WRITTEN INSTRUCTION:
Return the material word for word. Do not include the pictures.
** START PROVIDED RECORDS **
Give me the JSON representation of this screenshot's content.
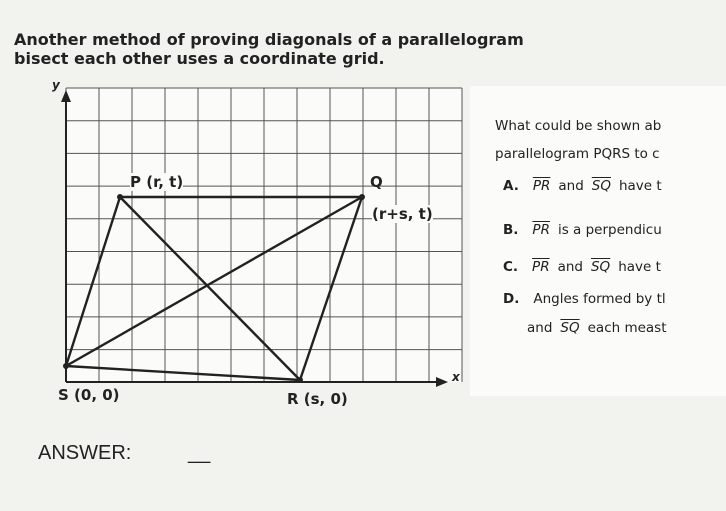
{
  "header": {
    "title_lines": [
      "Another method of proving diagonals of a parallelogram",
      "bisect each other uses a coordinate grid."
    ]
  },
  "graph": {
    "y_axis_label": "y",
    "x_axis_label": "x",
    "points": [
      "P (r, t)",
      "Q",
      "(r+s, t)",
      "S (0, 0)",
      "R (s, 0)"
    ]
  },
  "question": {
    "lines": [
      "What could be shown ab",
      "parallelogram PQRS to c"
    ],
    "options": [
      {
        "letter": "A.",
        "parts": [
          {
            "text": "PR",
            "overline": true
          },
          "and",
          {
            "text": "SQ",
            "overline": true
          },
          "have t"
        ]
      },
      {
        "letter": "B.",
        "parts": [
          {
            "text": "PR",
            "overline": true
          },
          "is a perpendicu"
        ]
      },
      {
        "letter": "C.",
        "parts": [
          {
            "text": "PR",
            "overline": true
          },
          "and",
          {
            "text": "SQ",
            "overline": true
          },
          "have t"
        ]
      },
      {
        "letter": "D.",
        "parts": [
          "Angles formed by tl"
        ],
        "continuation": [
          "and",
          {
            "text": "SQ",
            "overline": true
          },
          "each meast"
        ]
      }
    ]
  },
  "answer": {
    "label": "ANSWER:",
    "blank": "__"
  }
}
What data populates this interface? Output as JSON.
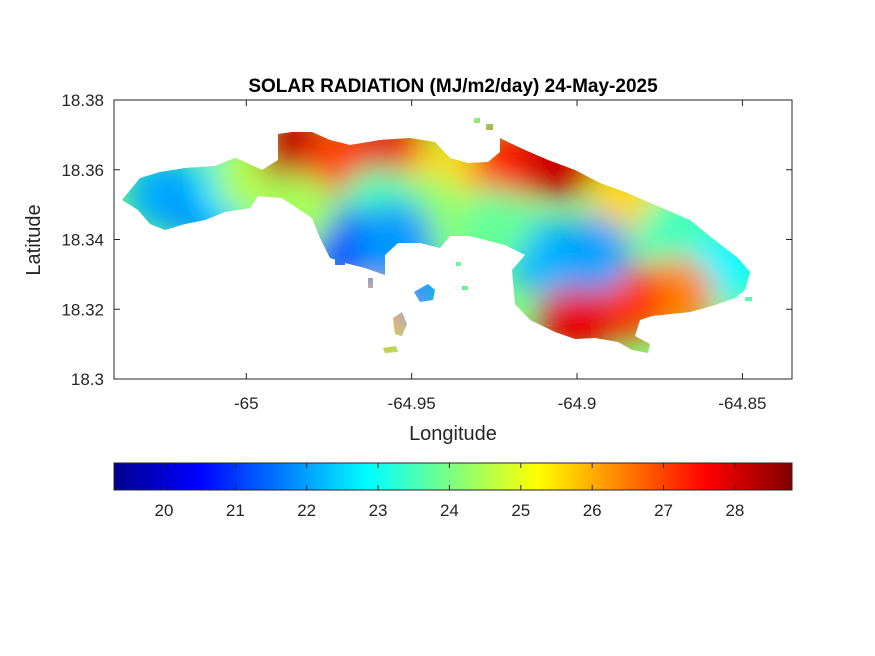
{
  "chart_data": {
    "type": "heatmap",
    "title": "SOLAR RADIATION (MJ/m2/day) 24-May-2025",
    "xlabel": "Longitude",
    "ylabel": "Latitude",
    "xlim": [
      -65.04,
      -64.835
    ],
    "ylim": [
      18.3,
      18.38
    ],
    "xticks": [
      -65,
      -64.95,
      -64.9,
      -64.85
    ],
    "xtick_labels": [
      "-65",
      "-64.95",
      "-64.9",
      "-64.85"
    ],
    "yticks": [
      18.3,
      18.32,
      18.34,
      18.36,
      18.38
    ],
    "ytick_labels": [
      "18.3",
      "18.32",
      "18.34",
      "18.36",
      "18.38"
    ],
    "colorbar": {
      "colormap": "jet",
      "range": [
        19.3,
        28.8
      ],
      "ticks": [
        20,
        21,
        22,
        23,
        24,
        25,
        26,
        27,
        28
      ],
      "tick_labels": [
        "20",
        "21",
        "22",
        "23",
        "24",
        "25",
        "26",
        "27",
        "28"
      ],
      "placement": "bottom"
    },
    "grid": false,
    "regions": [
      {
        "lon": -65.025,
        "lat": 18.353,
        "value": 22.1
      },
      {
        "lon": -65.012,
        "lat": 18.349,
        "value": 21.8
      },
      {
        "lon": -65.005,
        "lat": 18.355,
        "value": 22.6
      },
      {
        "lon": -64.998,
        "lat": 18.358,
        "value": 24.5
      },
      {
        "lon": -64.985,
        "lat": 18.366,
        "value": 28.2
      },
      {
        "lon": -64.97,
        "lat": 18.364,
        "value": 27.0
      },
      {
        "lon": -64.955,
        "lat": 18.364,
        "value": 27.8
      },
      {
        "lon": -64.94,
        "lat": 18.358,
        "value": 25.6
      },
      {
        "lon": -64.92,
        "lat": 18.362,
        "value": 27.3
      },
      {
        "lon": -64.905,
        "lat": 18.363,
        "value": 28.1
      },
      {
        "lon": -64.885,
        "lat": 18.352,
        "value": 25.6
      },
      {
        "lon": -64.87,
        "lat": 18.342,
        "value": 23.5
      },
      {
        "lon": -64.855,
        "lat": 18.332,
        "value": 22.8
      },
      {
        "lon": -64.87,
        "lat": 18.324,
        "value": 26.4
      },
      {
        "lon": -64.885,
        "lat": 18.322,
        "value": 27.1
      },
      {
        "lon": -64.9,
        "lat": 18.318,
        "value": 27.8
      },
      {
        "lon": -64.91,
        "lat": 18.335,
        "value": 22.2
      },
      {
        "lon": -64.895,
        "lat": 18.336,
        "value": 22.0
      },
      {
        "lon": -64.925,
        "lat": 18.344,
        "value": 23.8
      },
      {
        "lon": -64.945,
        "lat": 18.348,
        "value": 24.2
      },
      {
        "lon": -64.96,
        "lat": 18.35,
        "value": 23.6
      },
      {
        "lon": -64.97,
        "lat": 18.338,
        "value": 21.3
      },
      {
        "lon": -64.955,
        "lat": 18.34,
        "value": 21.9
      },
      {
        "lon": -64.985,
        "lat": 18.348,
        "value": 24.4
      },
      {
        "lon": -64.95,
        "lat": 18.325,
        "value": 21.9
      },
      {
        "lon": -64.963,
        "lat": 18.316,
        "value": 26.0
      }
    ]
  }
}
** END PROVIDED RECORDS **
CORRECT ANSWER:
Give me the JSON representation of this screenshot's content.
{
  "header": {
    "title_lines": [
      "Another method of proving diagonals of a parallelogram",
      "bisect each other uses a coordinate grid."
    ]
  },
  "graph": {
    "y_axis_label": "y",
    "x_axis_label": "x",
    "points": [
      "P (r, t)",
      "Q",
      "(r+s, t)",
      "S (0, 0)",
      "R (s, 0)"
    ]
  },
  "question": {
    "lines": [
      "What could be shown ab",
      "parallelogram PQRS to c"
    ],
    "options": [
      {
        "letter": "A.",
        "parts": [
          {
            "text": "PR",
            "overline": true
          },
          "and",
          {
            "text": "SQ",
            "overline": true
          },
          "have t"
        ]
      },
      {
        "letter": "B.",
        "parts": [
          {
            "text": "PR",
            "overline": true
          },
          "is a perpendicu"
        ]
      },
      {
        "letter": "C.",
        "parts": [
          {
            "text": "PR",
            "overline": true
          },
          "and",
          {
            "text": "SQ",
            "overline": true
          },
          "have t"
        ]
      },
      {
        "letter": "D.",
        "parts": [
          "Angles formed by tl"
        ],
        "continuation": [
          "and",
          {
            "text": "SQ",
            "overline": true
          },
          "each meast"
        ]
      }
    ]
  },
  "answer": {
    "label": "ANSWER:",
    "blank": "__"
  }
}
What data populates this interface? Output as JSON.
{
  "chart_data": {
    "type": "heatmap",
    "title": "SOLAR RADIATION (MJ/m2/day) 24-May-2025",
    "xlabel": "Longitude",
    "ylabel": "Latitude",
    "xlim": [
      -65.04,
      -64.835
    ],
    "ylim": [
      18.3,
      18.38
    ],
    "xticks": [
      -65,
      -64.95,
      -64.9,
      -64.85
    ],
    "xtick_labels": [
      "-65",
      "-64.95",
      "-64.9",
      "-64.85"
    ],
    "yticks": [
      18.3,
      18.32,
      18.34,
      18.36,
      18.38
    ],
    "ytick_labels": [
      "18.3",
      "18.32",
      "18.34",
      "18.36",
      "18.38"
    ],
    "colorbar": {
      "colormap": "jet",
      "range": [
        19.3,
        28.8
      ],
      "ticks": [
        20,
        21,
        22,
        23,
        24,
        25,
        26,
        27,
        28
      ],
      "tick_labels": [
        "20",
        "21",
        "22",
        "23",
        "24",
        "25",
        "26",
        "27",
        "28"
      ],
      "placement": "bottom"
    },
    "grid": false,
    "regions": [
      {
        "lon": -65.025,
        "lat": 18.353,
        "value": 22.1
      },
      {
        "lon": -65.012,
        "lat": 18.349,
        "value": 21.8
      },
      {
        "lon": -65.005,
        "lat": 18.355,
        "value": 22.6
      },
      {
        "lon": -64.998,
        "lat": 18.358,
        "value": 24.5
      },
      {
        "lon": -64.985,
        "lat": 18.366,
        "value": 28.2
      },
      {
        "lon": -64.97,
        "lat": 18.364,
        "value": 27.0
      },
      {
        "lon": -64.955,
        "lat": 18.364,
        "value": 27.8
      },
      {
        "lon": -64.94,
        "lat": 18.358,
        "value": 25.6
      },
      {
        "lon": -64.92,
        "lat": 18.362,
        "value": 27.3
      },
      {
        "lon": -64.905,
        "lat": 18.363,
        "value": 28.1
      },
      {
        "lon": -64.885,
        "lat": 18.352,
        "value": 25.6
      },
      {
        "lon": -64.87,
        "lat": 18.342,
        "value": 23.5
      },
      {
        "lon": -64.855,
        "lat": 18.332,
        "value": 22.8
      },
      {
        "lon": -64.87,
        "lat": 18.324,
        "value": 26.4
      },
      {
        "lon": -64.885,
        "lat": 18.322,
        "value": 27.1
      },
      {
        "lon": -64.9,
        "lat": 18.318,
        "value": 27.8
      },
      {
        "lon": -64.91,
        "lat": 18.335,
        "value": 22.2
      },
      {
        "lon": -64.895,
        "lat": 18.336,
        "value": 22.0
      },
      {
        "lon": -64.925,
        "lat": 18.344,
        "value": 23.8
      },
      {
        "lon": -64.945,
        "lat": 18.348,
        "value": 24.2
      },
      {
        "lon": -64.96,
        "lat": 18.35,
        "value": 23.6
      },
      {
        "lon": -64.97,
        "lat": 18.338,
        "value": 21.3
      },
      {
        "lon": -64.955,
        "lat": 18.34,
        "value": 21.9
      },
      {
        "lon": -64.985,
        "lat": 18.348,
        "value": 24.4
      },
      {
        "lon": -64.95,
        "lat": 18.325,
        "value": 21.9
      },
      {
        "lon": -64.963,
        "lat": 18.316,
        "value": 26.0
      }
    ]
  }
}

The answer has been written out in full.